(DIRECTIONS FOR THIS TASK): Copy exactly the last part of the entries, starting from the line with "Extract all readable text from this page." and including the final line.

##########

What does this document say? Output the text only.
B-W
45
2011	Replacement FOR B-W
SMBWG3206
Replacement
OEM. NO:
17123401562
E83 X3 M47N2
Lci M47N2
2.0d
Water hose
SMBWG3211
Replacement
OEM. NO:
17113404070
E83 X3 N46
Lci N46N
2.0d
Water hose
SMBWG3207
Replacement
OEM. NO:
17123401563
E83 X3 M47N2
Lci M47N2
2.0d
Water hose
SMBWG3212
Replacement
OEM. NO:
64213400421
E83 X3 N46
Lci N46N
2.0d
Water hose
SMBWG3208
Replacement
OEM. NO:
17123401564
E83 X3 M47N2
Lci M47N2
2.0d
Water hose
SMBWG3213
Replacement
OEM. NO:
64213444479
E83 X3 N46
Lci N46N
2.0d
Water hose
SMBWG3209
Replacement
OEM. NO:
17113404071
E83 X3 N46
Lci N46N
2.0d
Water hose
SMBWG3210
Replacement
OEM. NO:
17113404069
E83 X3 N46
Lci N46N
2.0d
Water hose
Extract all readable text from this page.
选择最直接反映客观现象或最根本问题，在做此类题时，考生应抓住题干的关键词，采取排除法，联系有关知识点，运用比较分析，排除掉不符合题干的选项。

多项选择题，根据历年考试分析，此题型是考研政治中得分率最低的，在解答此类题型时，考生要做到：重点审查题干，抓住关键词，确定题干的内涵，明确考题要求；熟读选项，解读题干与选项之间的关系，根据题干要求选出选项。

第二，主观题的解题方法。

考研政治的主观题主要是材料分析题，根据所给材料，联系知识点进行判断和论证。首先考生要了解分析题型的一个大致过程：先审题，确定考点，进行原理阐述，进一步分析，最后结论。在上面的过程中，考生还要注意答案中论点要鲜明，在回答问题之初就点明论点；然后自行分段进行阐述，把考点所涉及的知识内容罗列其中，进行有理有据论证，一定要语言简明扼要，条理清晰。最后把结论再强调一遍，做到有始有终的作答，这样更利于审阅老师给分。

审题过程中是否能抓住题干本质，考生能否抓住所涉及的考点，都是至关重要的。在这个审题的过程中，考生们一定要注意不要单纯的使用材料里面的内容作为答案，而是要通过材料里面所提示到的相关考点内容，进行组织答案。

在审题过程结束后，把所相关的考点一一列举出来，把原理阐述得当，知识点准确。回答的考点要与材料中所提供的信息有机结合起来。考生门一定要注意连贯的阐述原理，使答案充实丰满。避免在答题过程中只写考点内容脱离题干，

##########

(OUTPUT OF THE TASK):
Extract all readable text from this page.
选择最直接反映客观现象或最根本问题，在做此类题时，考生应抓住题干的关键词，采取排除法，联系有关知识点，运用比较分析，排除掉不符合题干的选项。

多项选择题，根据历年考试分析，此题型是考研政治中得分率最低的，在解答此类题型时，考生要做到：重点审查题干，抓住关键词，确定题干的内涵，明确考题要求；熟读选项，解读题干与选项之间的关系，根据题干要求选出选项。

第二，主观题的解题方法。

考研政治的主观题主要是材料分析题，根据所给材料，联系知识点进行判断和论证。首先考生要了解分析题型的一个大致过程：先审题，确定考点，进行原理阐述，进一步分析，最后结论。在上面的过程中，考生还要注意答案中论点要鲜明，在回答问题之初就点明论点；然后自行分段进行阐述，把考点所涉及的知识内容罗列其中，进行有理有据论证，一定要语言简明扼要，条理清晰。最后把结论再强调一遍，做到有始有终的作答，这样更利于审阅老师给分。

审题过程中是否能抓住题干本质，考生能否抓住所涉及的考点，都是至关重要的。在这个审题的过程中，考生们一定要注意不要单纯的使用材料里面的内容作为答案，而是要通过材料里面所提示到的相关考点内容，进行组织答案。

在审题过程结束后，把所相关的考点一一列举出来，把原理阐述得当，知识点准确。回答的考点要与材料中所提供的信息有机结合起来。考生门一定要注意连贯的阐述原理，使答案充实丰满。避免在答题过程中只写考点内容脱离题干，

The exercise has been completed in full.